#### [What the task requires]
Pull every "Generate" line out of the data below.

#### Source material ####

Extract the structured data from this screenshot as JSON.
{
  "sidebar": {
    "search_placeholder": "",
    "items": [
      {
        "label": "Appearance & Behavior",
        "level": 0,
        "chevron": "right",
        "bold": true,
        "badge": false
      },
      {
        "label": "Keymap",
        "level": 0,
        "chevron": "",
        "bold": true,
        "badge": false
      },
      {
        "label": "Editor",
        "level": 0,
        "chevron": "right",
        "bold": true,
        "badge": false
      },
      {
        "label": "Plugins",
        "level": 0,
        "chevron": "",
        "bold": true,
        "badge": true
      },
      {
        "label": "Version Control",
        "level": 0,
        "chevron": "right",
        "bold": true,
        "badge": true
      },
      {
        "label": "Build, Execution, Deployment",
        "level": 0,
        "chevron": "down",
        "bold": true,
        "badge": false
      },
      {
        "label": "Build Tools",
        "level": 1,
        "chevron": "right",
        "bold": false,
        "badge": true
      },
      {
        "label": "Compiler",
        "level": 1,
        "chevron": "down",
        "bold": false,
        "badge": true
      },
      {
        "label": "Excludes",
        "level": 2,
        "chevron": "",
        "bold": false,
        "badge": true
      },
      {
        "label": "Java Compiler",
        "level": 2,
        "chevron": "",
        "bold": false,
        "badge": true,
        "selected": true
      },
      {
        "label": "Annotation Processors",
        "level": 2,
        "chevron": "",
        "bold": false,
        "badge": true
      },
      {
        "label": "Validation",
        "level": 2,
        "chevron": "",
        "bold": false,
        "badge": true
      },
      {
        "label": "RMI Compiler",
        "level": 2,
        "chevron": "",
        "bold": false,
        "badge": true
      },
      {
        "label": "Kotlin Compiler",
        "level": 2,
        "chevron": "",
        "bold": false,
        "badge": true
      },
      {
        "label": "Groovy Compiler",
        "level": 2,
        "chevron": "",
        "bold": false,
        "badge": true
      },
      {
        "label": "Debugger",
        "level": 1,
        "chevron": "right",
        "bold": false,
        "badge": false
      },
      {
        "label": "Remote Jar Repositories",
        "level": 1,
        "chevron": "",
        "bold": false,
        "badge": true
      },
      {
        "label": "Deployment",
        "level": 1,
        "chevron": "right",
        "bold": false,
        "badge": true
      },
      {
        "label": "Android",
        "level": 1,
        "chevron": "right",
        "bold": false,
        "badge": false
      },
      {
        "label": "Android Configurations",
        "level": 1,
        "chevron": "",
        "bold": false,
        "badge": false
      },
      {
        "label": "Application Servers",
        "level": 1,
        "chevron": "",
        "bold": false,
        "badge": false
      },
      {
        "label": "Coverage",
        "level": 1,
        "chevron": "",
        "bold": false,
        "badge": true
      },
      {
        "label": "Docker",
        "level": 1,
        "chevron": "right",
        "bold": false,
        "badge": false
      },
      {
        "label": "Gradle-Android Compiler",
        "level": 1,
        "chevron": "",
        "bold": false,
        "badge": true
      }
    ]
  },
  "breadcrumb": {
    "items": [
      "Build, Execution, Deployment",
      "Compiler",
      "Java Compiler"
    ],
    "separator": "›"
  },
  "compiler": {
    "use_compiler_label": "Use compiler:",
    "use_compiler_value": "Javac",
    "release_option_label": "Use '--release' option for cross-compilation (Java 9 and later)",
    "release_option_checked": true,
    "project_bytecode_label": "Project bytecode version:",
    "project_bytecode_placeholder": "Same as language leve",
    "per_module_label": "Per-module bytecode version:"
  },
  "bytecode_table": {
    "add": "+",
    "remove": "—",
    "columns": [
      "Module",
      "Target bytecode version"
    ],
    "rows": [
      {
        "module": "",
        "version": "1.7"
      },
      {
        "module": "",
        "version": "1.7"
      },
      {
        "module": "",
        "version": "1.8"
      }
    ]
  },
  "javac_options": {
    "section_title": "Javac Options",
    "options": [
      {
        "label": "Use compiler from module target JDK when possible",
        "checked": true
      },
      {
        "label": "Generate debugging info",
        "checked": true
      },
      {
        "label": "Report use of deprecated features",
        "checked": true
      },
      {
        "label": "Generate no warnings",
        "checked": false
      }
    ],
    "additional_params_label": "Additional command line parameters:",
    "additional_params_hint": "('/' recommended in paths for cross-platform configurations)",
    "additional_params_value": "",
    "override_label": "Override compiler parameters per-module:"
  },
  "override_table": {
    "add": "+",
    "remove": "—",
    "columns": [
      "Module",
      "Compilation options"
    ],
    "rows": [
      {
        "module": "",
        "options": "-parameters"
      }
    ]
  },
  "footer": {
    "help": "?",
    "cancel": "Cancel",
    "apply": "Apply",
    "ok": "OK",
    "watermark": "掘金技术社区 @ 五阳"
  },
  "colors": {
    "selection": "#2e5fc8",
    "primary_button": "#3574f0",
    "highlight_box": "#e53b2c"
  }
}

####

#### [The response]
        "label": "Generate debugging info",
        "label": "Generate no warnings",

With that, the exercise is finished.